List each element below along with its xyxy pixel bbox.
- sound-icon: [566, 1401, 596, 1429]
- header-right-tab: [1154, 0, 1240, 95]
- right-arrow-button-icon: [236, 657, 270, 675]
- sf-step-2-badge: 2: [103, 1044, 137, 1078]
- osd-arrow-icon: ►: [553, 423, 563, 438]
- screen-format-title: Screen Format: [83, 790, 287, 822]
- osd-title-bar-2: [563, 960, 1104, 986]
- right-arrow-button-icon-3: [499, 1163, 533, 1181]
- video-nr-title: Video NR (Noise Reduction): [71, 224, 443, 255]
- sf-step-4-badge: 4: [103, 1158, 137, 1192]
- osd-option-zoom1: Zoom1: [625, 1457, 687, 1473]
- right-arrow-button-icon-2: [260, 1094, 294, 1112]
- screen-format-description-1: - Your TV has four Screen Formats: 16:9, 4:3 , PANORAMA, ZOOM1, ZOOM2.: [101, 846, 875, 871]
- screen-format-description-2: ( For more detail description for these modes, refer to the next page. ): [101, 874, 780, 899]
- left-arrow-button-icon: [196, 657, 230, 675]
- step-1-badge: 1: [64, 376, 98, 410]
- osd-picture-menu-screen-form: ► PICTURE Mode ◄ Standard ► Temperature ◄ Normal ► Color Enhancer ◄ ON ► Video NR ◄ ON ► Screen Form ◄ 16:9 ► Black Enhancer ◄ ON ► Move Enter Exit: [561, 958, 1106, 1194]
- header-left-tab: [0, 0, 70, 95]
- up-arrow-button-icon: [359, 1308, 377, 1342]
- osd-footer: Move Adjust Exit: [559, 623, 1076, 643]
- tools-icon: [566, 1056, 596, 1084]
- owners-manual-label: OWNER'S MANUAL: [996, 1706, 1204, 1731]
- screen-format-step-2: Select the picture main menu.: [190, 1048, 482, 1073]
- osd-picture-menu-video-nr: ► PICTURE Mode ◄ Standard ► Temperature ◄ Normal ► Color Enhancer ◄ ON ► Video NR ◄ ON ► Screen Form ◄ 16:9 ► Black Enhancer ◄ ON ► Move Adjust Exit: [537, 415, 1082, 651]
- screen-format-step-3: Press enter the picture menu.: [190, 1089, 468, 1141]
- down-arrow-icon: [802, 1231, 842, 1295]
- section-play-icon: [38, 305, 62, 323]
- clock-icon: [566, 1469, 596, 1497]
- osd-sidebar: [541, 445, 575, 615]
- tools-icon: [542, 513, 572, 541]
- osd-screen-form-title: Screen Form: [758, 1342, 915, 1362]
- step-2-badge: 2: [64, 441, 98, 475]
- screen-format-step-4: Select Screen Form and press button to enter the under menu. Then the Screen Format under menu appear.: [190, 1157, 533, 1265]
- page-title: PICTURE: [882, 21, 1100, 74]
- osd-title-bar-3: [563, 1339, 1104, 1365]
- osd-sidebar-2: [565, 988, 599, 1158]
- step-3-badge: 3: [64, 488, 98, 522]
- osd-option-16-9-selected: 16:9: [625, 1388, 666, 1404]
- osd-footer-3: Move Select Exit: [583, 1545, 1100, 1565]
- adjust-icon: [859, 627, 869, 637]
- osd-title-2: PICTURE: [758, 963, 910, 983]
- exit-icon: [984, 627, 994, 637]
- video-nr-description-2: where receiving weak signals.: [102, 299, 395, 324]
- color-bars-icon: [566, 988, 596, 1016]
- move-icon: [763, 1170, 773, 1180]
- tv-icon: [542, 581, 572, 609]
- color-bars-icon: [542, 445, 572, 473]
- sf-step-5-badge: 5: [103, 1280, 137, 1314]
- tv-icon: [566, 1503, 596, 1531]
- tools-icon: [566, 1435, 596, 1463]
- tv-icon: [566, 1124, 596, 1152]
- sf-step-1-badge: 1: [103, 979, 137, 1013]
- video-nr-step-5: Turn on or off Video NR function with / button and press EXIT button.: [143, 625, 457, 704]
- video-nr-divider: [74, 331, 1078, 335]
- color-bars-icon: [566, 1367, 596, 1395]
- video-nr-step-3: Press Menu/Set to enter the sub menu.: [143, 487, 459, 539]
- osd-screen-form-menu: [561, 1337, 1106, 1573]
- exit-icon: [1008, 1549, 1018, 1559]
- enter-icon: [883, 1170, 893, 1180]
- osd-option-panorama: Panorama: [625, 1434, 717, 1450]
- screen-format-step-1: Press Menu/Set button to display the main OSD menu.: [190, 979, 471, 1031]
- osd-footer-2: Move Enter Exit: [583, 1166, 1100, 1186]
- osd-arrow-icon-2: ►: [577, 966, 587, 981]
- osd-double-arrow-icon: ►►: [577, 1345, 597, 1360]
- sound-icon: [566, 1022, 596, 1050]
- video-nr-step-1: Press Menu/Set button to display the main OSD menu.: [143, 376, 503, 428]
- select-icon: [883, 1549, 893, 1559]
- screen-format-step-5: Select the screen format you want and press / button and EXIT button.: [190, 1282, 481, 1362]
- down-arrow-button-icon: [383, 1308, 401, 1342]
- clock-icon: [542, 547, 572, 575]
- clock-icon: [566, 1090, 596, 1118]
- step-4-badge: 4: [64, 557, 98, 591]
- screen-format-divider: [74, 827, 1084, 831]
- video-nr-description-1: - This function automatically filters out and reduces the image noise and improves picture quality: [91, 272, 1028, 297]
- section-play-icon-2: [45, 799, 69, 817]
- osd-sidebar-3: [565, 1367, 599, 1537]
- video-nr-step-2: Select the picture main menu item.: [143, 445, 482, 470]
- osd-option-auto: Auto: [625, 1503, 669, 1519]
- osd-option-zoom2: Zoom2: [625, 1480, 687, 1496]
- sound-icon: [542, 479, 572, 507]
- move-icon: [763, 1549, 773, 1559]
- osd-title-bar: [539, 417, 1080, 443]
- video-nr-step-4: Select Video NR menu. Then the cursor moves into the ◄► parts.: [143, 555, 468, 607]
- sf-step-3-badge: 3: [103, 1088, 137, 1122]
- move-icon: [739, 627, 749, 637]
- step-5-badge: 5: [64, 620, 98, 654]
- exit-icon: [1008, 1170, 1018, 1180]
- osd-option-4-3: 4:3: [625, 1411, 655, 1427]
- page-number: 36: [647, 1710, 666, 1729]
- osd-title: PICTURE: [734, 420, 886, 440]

============

GIVEN INSTRUCTION:
Lay out every line of the records above as a numbered list, leaving out any blank lines.

EXERCISE OUTPUT:
1. List each element below along with its xyxy pixel bbox.
2. - sound-icon: [566, 1401, 596, 1429]
3. - header-right-tab: [1154, 0, 1240, 95]
4. - right-arrow-button-icon: [236, 657, 270, 675]
5. - sf-step-2-badge: 2: [103, 1044, 137, 1078]
6. - osd-arrow-icon: ►: [553, 423, 563, 438]
7. - screen-format-title: Screen Format: [83, 790, 287, 822]
8. - osd-title-bar-2: [563, 960, 1104, 986]
9. - right-arrow-button-icon-3: [499, 1163, 533, 1181]
10. - video-nr-title: Video NR (Noise Reduction): [71, 224, 443, 255]
11. - sf-step-4-badge: 4: [103, 1158, 137, 1192]
12. - osd-option-zoom1: Zoom1: [625, 1457, 687, 1473]
13. - right-arrow-button-icon-2: [260, 1094, 294, 1112]
14. - screen-format-description-1: - Your TV has four Screen Formats: 16:9, 4:3 , PANORAMA, ZOOM1, ZOOM2.: [101, 846, 875, 871]
15. - screen-format-description-2: ( For more detail description for these modes, refer to the next page. ): [101, 874, 780, 899]
16. - left-arrow-button-icon: [196, 657, 230, 675]
17. - step-1-badge: 1: [64, 376, 98, 410]
18. - osd-picture-menu-screen-form: ► PICTURE Mode ◄ Standard ► Temperature ◄ Normal ► Color Enhancer ◄ ON ► Video NR ◄ ON ► Screen Form ◄ 16:9 ► Black Enhancer ◄ ON ► Move Enter Exit: [561, 958, 1106, 1194]
19. - header-left-tab: [0, 0, 70, 95]
20. - up-arrow-button-icon: [359, 1308, 377, 1342]
21. - osd-footer: Move Adjust Exit: [559, 623, 1076, 643]
22. - tools-icon: [566, 1056, 596, 1084]
23. - owners-manual-label: OWNER'S MANUAL: [996, 1706, 1204, 1731]
24. - screen-format-step-2: Select the picture main menu.: [190, 1048, 482, 1073]
25. - osd-picture-menu-video-nr: ► PICTURE Mode ◄ Standard ► Temperature ◄ Normal ► Color Enhancer ◄ ON ► Video NR ◄ ON ► Screen Form ◄ 16:9 ► Black Enhancer ◄ ON ► Move Adjust Exit: [537, 415, 1082, 651]
26. - screen-format-step-3: Press enter the picture menu.: [190, 1089, 468, 1141]
27. - down-arrow-icon: [802, 1231, 842, 1295]
28. - section-play-icon: [38, 305, 62, 323]
29. - clock-icon: [566, 1469, 596, 1497]
30. - osd-sidebar: [541, 445, 575, 615]
31. - tools-icon: [542, 513, 572, 541]
32. - osd-screen-form-title: Screen Form: [758, 1342, 915, 1362]
33. - step-2-badge: 2: [64, 441, 98, 475]
34. - screen-format-step-4: Select Screen Form and press button to enter the under menu. Then the Screen Format under menu appear.: [190, 1157, 533, 1265]
35. - page-title: PICTURE: [882, 21, 1100, 74]
36. - osd-title-bar-3: [563, 1339, 1104, 1365]
37. - osd-sidebar-2: [565, 988, 599, 1158]
38. - step-3-badge: 3: [64, 488, 98, 522]
39. - osd-option-16-9-selected: 16:9: [625, 1388, 666, 1404]
40. - osd-footer-3: Move Select Exit: [583, 1545, 1100, 1565]
41. - adjust-icon: [859, 627, 869, 637]
42. - osd-title-2: PICTURE: [758, 963, 910, 983]
43. - exit-icon: [984, 627, 994, 637]
44. - video-nr-description-2: where receiving weak signals.: [102, 299, 395, 324]
45. - color-bars-icon: [566, 988, 596, 1016]
46. - move-icon: [763, 1170, 773, 1180]
47. - tv-icon: [542, 581, 572, 609]
48. - color-bars-icon: [542, 445, 572, 473]
49. - sf-step-5-badge: 5: [103, 1280, 137, 1314]
50. - tv-icon: [566, 1503, 596, 1531]
51. - tools-icon: [566, 1435, 596, 1463]
52. - tv-icon: [566, 1124, 596, 1152]
53. - sf-step-1-badge: 1: [103, 979, 137, 1013]
54. - video-nr-step-5: Turn on or off Video NR function with / button and press EXIT button.: [143, 625, 457, 704]
55. - video-nr-divider: [74, 331, 1078, 335]
56. - color-bars-icon: [566, 1367, 596, 1395]
57. - video-nr-step-3: Press Menu/Set to enter the sub menu.: [143, 487, 459, 539]
58. - osd-screen-form-menu: [561, 1337, 1106, 1573]
59. - exit-icon: [1008, 1549, 1018, 1559]
60. - enter-icon: [883, 1170, 893, 1180]
61. - osd-option-panorama: Panorama: [625, 1434, 717, 1450]
62. - screen-format-step-1: Press Menu/Set button to display the main OSD menu.: [190, 979, 471, 1031]
63. - osd-footer-2: Move Enter Exit: [583, 1166, 1100, 1186]
64. - osd-arrow-icon-2: ►: [577, 966, 587, 981]
65. - osd-double-arrow-icon: ►►: [577, 1345, 597, 1360]
66. - sound-icon: [566, 1022, 596, 1050]
67. - video-nr-step-1: Press Menu/Set button to display the main OSD menu.: [143, 376, 503, 428]
68. - select-icon: [883, 1549, 893, 1559]
69. - screen-format-step-5: Select the screen format you want and press / button and EXIT button.: [190, 1282, 481, 1362]
70. - down-arrow-button-icon: [383, 1308, 401, 1342]
71. - clock-icon: [542, 547, 572, 575]
72. - clock-icon: [566, 1090, 596, 1118]
73. - step-4-badge: 4: [64, 557, 98, 591]
74. - screen-format-divider: [74, 827, 1084, 831]
75. - video-nr-description-1: - This function automatically filters out and reduces the image noise and improves picture quality: [91, 272, 1028, 297]
76. - section-play-icon-2: [45, 799, 69, 817]
77. - osd-sidebar-3: [565, 1367, 599, 1537]
78. - video-nr-step-2: Select the picture main menu item.: [143, 445, 482, 470]
79. - osd-option-auto: Auto: [625, 1503, 669, 1519]
80. - osd-option-zoom2: Zoom2: [625, 1480, 687, 1496]
81. - sound-icon: [542, 479, 572, 507]
82. - move-icon: [763, 1549, 773, 1559]
83. - osd-title-bar: [539, 417, 1080, 443]
84. - video-nr-step-4: Select Video NR menu. Then the cursor moves into the ◄► parts.: [143, 555, 468, 607]
85. - sf-step-3-badge: 3: [103, 1088, 137, 1122]
86. - move-icon: [739, 627, 749, 637]
87. - step-5-badge: 5: [64, 620, 98, 654]
88. - exit-icon: [1008, 1170, 1018, 1180]
89. - osd-option-4-3: 4:3: [625, 1411, 655, 1427]
90. - page-number: 36: [647, 1710, 666, 1729]
91. - osd-title: PICTURE: [734, 420, 886, 440]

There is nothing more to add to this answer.